Extracted records
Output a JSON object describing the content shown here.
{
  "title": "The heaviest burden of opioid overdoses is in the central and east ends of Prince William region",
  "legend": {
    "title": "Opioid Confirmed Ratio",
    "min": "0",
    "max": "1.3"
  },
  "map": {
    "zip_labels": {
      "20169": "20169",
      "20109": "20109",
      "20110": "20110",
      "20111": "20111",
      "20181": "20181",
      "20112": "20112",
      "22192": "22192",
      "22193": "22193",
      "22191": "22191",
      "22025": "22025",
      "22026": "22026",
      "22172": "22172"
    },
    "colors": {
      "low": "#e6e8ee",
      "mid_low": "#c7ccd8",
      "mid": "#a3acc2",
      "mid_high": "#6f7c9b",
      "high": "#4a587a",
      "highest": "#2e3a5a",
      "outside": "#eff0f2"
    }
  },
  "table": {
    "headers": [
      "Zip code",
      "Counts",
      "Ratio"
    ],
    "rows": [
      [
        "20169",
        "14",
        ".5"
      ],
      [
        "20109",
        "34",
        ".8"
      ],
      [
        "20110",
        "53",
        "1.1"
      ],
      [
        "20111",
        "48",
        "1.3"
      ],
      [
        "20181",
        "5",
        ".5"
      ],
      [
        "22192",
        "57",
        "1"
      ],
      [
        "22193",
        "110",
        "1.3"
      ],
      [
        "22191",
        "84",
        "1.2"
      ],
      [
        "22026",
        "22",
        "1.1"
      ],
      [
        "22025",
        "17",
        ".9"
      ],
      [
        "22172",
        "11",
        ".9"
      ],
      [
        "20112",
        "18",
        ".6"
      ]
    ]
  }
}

■ **What this task involves**
Go through the data and count each line that has the word "title", then give the total alone.

■ **Full solution**
2